# TASK STATEMENT
Gather from the material every line that contains the string "icon".

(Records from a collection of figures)
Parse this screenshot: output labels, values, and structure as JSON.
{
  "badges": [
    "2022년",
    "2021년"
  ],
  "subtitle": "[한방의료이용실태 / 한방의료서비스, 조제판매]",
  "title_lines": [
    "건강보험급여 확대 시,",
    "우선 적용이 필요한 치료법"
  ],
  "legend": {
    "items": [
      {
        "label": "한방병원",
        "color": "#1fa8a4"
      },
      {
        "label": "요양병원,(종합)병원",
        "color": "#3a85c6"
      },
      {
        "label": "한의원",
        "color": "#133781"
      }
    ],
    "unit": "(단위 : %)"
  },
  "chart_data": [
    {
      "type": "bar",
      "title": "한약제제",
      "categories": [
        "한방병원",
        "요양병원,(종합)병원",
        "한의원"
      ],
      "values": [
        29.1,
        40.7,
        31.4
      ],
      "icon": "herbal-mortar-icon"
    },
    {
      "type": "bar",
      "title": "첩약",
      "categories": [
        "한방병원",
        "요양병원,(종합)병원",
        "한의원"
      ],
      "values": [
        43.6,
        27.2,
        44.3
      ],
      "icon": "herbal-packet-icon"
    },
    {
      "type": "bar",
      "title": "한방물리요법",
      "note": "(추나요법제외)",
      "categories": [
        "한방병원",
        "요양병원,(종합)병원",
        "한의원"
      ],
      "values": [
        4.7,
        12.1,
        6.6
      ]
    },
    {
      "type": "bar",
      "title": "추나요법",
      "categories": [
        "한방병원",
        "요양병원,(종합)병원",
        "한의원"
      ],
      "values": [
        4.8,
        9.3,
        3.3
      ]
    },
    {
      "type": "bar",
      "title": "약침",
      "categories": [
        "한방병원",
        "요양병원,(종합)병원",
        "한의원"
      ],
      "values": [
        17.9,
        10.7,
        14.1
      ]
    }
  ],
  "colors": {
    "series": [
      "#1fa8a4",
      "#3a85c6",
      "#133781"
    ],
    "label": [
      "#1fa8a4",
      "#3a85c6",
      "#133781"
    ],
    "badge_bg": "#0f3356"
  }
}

# RESPONSE TO THIS TASK
      "icon": "herbal-mortar-icon"
      "icon": "herbal-packet-icon"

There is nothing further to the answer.